Data shown =>
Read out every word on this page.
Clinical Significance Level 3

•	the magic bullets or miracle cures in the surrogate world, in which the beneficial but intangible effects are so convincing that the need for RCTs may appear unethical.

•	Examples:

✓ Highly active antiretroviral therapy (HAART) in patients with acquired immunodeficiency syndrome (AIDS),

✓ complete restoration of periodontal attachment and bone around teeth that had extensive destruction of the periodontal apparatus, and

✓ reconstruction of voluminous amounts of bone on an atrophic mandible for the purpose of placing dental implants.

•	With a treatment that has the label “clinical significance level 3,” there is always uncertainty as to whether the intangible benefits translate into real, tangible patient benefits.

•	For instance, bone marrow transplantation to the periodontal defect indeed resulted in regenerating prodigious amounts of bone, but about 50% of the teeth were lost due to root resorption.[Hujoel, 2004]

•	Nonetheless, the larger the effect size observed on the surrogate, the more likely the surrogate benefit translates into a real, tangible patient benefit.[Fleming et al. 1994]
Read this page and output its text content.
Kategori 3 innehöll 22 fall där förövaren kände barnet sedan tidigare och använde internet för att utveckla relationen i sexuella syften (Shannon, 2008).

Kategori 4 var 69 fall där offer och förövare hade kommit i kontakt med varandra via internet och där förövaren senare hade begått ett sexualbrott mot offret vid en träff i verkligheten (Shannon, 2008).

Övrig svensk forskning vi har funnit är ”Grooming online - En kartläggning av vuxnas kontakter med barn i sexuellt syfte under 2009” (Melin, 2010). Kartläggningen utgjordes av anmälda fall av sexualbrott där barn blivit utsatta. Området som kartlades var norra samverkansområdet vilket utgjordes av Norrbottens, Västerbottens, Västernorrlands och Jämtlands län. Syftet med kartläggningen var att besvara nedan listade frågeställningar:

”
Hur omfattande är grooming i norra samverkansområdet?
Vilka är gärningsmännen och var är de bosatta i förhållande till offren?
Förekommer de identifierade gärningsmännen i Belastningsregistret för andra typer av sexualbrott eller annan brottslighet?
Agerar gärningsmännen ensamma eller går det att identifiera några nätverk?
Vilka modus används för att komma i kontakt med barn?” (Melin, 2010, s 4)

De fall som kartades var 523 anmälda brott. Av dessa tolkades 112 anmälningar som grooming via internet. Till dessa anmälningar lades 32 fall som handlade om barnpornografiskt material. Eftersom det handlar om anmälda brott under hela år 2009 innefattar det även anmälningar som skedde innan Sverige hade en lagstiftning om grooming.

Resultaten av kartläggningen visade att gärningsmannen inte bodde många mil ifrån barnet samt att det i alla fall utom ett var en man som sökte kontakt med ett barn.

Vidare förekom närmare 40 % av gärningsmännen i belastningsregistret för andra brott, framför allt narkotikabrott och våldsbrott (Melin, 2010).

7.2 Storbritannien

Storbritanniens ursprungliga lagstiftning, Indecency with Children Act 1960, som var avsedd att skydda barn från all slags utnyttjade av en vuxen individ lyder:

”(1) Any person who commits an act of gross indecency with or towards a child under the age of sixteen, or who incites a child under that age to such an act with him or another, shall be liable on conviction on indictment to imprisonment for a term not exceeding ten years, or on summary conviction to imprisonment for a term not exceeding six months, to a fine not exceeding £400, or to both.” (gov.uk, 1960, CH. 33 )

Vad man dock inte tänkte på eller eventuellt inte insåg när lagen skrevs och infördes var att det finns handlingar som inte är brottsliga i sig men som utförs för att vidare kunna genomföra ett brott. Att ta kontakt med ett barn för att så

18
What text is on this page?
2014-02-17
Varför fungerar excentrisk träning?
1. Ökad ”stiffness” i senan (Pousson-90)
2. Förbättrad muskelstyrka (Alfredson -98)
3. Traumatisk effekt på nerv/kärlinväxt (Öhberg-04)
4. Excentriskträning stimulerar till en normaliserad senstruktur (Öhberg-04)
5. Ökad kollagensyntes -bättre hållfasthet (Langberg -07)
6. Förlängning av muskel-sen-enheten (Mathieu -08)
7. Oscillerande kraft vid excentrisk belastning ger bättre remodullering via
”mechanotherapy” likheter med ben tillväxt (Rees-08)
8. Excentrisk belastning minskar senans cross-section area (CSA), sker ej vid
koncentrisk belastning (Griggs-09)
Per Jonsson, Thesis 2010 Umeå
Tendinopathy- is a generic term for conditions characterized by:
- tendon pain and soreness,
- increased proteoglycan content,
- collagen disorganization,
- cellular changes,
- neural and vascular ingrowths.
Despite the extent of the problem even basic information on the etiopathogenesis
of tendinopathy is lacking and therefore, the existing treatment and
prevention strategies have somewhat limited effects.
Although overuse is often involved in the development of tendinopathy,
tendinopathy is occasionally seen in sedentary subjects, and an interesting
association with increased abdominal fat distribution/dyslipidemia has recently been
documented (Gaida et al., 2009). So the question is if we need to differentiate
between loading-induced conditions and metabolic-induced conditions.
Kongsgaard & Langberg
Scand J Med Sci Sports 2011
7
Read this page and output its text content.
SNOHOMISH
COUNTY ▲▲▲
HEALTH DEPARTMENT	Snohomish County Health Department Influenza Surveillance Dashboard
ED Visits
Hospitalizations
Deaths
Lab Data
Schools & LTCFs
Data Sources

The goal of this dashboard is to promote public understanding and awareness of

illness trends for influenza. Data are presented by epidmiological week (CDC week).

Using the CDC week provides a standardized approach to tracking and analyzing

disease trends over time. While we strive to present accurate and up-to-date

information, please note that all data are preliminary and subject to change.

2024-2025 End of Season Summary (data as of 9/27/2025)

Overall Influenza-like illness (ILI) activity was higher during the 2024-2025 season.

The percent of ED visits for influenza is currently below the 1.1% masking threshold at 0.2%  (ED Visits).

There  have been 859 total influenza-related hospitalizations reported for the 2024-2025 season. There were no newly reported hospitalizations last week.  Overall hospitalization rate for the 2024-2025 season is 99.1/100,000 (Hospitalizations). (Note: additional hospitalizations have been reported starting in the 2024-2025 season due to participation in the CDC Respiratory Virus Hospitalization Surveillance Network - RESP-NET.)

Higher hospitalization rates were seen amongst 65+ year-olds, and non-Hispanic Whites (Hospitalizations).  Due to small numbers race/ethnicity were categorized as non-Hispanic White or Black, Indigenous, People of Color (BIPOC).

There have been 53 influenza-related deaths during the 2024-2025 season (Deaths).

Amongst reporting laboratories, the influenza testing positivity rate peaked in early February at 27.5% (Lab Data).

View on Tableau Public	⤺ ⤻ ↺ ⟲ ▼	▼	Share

About this exercise => In the entries above, count each line holding the word "week" and give that count alone.

Answer section => 3